Supplied data:
--------------------------------

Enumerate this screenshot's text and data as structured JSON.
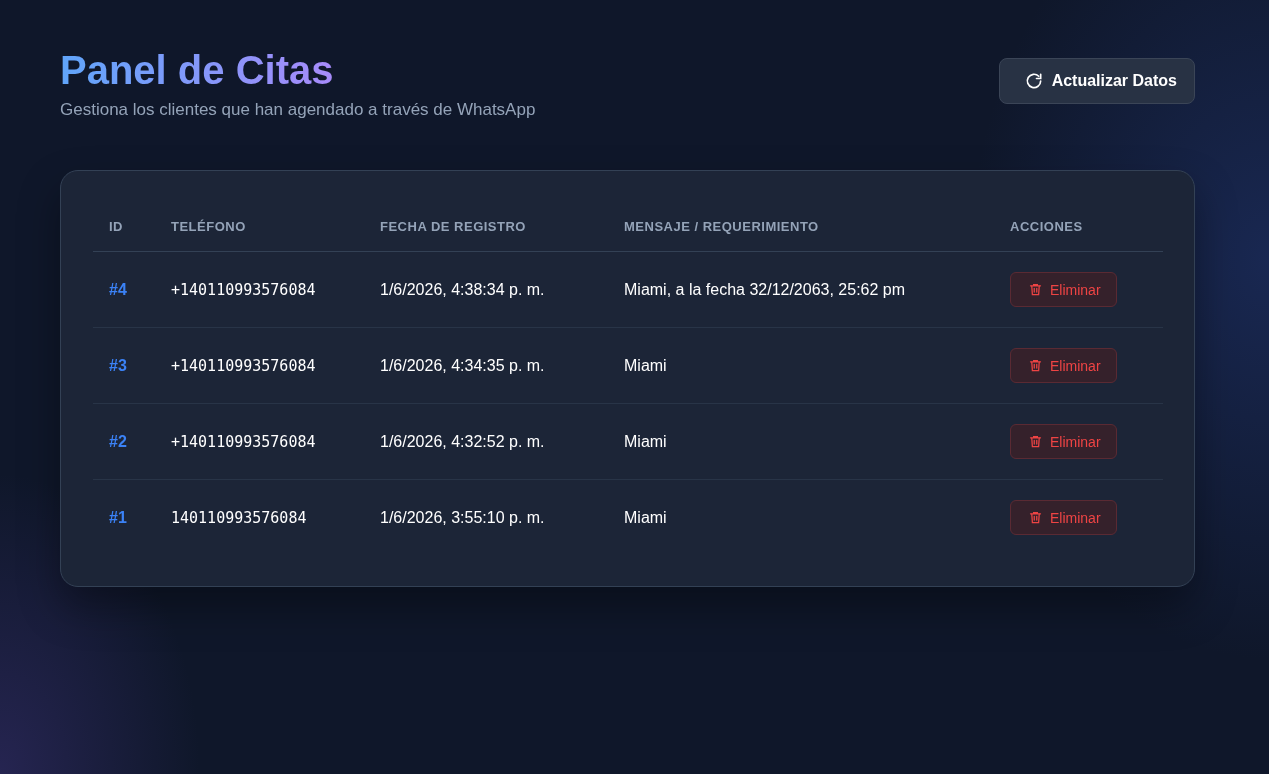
{
  "header": {
    "title": "Panel de Citas",
    "subtitle": "Gestiona los clientes que han agendado a través de WhatsApp",
    "refresh_button": "Actualizar Datos"
  },
  "table": {
    "columns": [
      "ID",
      "TELÉFONO",
      "FECHA DE REGISTRO",
      "MENSAJE / REQUERIMIENTO",
      "ACCIONES"
    ],
    "rows": [
      {
        "id": "#4",
        "phone": "+140110993576084",
        "date": "1/6/2026, 4:38:34 p. m.",
        "message": "Miami, a la fecha 32/12/2063, 25:62 pm",
        "action": "Eliminar"
      },
      {
        "id": "#3",
        "phone": "+140110993576084",
        "date": "1/6/2026, 4:34:35 p. m.",
        "message": "Miami",
        "action": "Eliminar"
      },
      {
        "id": "#2",
        "phone": "+140110993576084",
        "date": "1/6/2026, 4:32:52 p. m.",
        "message": "Miami",
        "action": "Eliminar"
      },
      {
        "id": "#1",
        "phone": "140110993576084",
        "date": "1/6/2026, 3:55:10 p. m.",
        "message": "Miami",
        "action": "Eliminar"
      }
    ]
  }
}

--------------------------------

What you have to do:
The records shown above are to be repeated exactly, with the pictures left out.

Complete answer:
Enumerate this screenshot's text and data as structured JSON.
{
  "header": {
    "title": "Panel de Citas",
    "subtitle": "Gestiona los clientes que han agendado a través de WhatsApp",
    "refresh_button": "Actualizar Datos"
  },
  "table": {
    "columns": [
      "ID",
      "TELÉFONO",
      "FECHA DE REGISTRO",
      "MENSAJE / REQUERIMIENTO",
      "ACCIONES"
    ],
    "rows": [
      {
        "id": "#4",
        "phone": "+140110993576084",
        "date": "1/6/2026, 4:38:34 p. m.",
        "message": "Miami, a la fecha 32/12/2063, 25:62 pm",
        "action": "Eliminar"
      },
      {
        "id": "#3",
        "phone": "+140110993576084",
        "date": "1/6/2026, 4:34:35 p. m.",
        "message": "Miami",
        "action": "Eliminar"
      },
      {
        "id": "#2",
        "phone": "+140110993576084",
        "date": "1/6/2026, 4:32:52 p. m.",
        "message": "Miami",
        "action": "Eliminar"
      },
      {
        "id": "#1",
        "phone": "140110993576084",
        "date": "1/6/2026, 3:55:10 p. m.",
        "message": "Miami",
        "action": "Eliminar"
      }
    ]
  }
}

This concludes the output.